OBJETIVO DEL EJERCICIO: Repita sin cambios el pasaje del texto de lectura que empieza en "Muchas gracias, y" y termina en "allez prendre racine*...".

TEXTO DE LECTURA:
- - - -

# dar las uvas / Navidad



## blink05

Aprovecho la simpática frase que dijo Swift en un thread anterior...



swift said:


> "Tienen 80 minutos para resolver la prueba. No esperen a que el Espíritu Santo baje, porque les va a dar Navidad."
> 
> swift



 ...para preguntar:

¿Cómo traducirían ustedes "*les va a dar*"? 

Entendiendo que no va a ser literal, se me ocurren cosas como "vous en aurez pour jusqu'à" o, ya buscando más lejos, "il faudra attendre".(et à en croire ce que j'ai appris au collège, il faudra attendre plutôt la pentecôte ) 

En fin, agradeceré que me comenten sobre mis expresiones y que me propongan las que vengan.

Muchas gracias, y saludos.


----------



## Athos de Tracia

Buenos días.

En España se dice mucho "dar las uvas" (en alusión a la tradición de Año Nuevo).

Una simple propuesta: .... *vous allez prendre racine*...


----------



## jprr

Bonjour,
La proposition d'*Athos* est la plus naturelle dans ce cas.

Mais comme on part du calendrier liturgique ... il existe aussi *"en avoir pour jusqu'à la saint Glinglin"* ...qui évidement n'existe pas


----------



## Athos de Tracia

jprr said:


> Mais comme on part du calendrier liturgique ... il existe aussi *"en avoir pour jusqu'à la saint Glinglin"* ...qui évidement n'existe pas


----------



## blink05

Esto es excelente. Me alegro mucho de haberles preguntado.

Gracias por sus propuestas, y que pasen un muy buen día.

Saludos.


----------



## Cintia&Martine

Buenas tardes, bonjour,


Athos de Tracia said:


> En España se dice mucho "dar las uvas" (en alusión a la tradición de Año Nuevo).


Por esta zona (Alicante), cuando nos acercamos a la Noche Vieja y que _dar las uvas_ no tiene demasiado gracia pasamos a las Hogueras:
- Nos va a dar las Hogueras.

De acuerdo con la saint Glinglin.

Au revoir, hasta luego


----------



## Nanon

Nada impide que sea literal. "Vous allez vous retrouver à Noël" o, como lo sugiere blink05, "vous en aurez pour jusqu'à Noël", por muy mal que suene...


----------



## Paquita

Et n'attendez pas l"inspiration du Saint Esprit, vous y seriez encore à Noël !

- - - -

FRAGMENTO DE ORIGEN:
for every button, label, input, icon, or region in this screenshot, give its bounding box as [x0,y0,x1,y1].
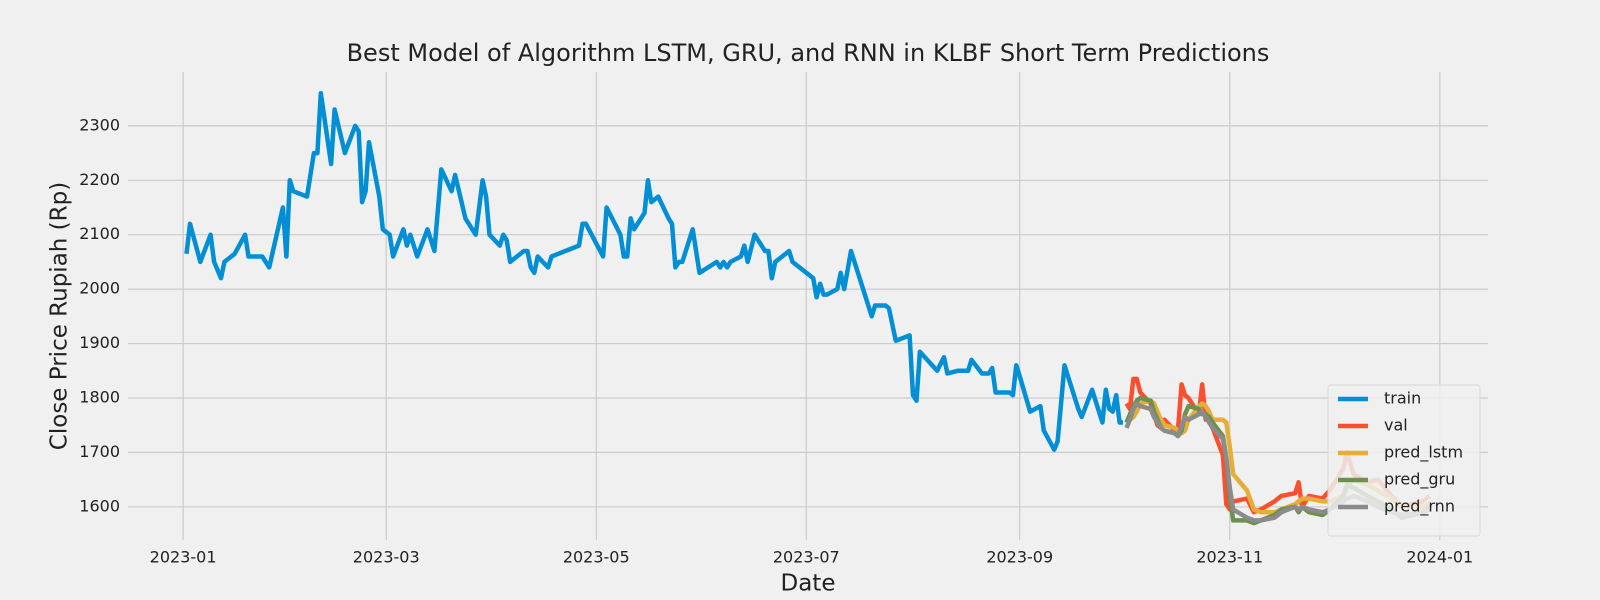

- - - -

RESULTADO DEL EJERCICIO:
Muchas gracias, y saludos.


----------



## Athos de Tracia

Buenos días.

En España se dice mucho "dar las uvas" (en alusión a la tradición de Año Nuevo).

Una simple propuesta: .... *vous allez prendre racine*...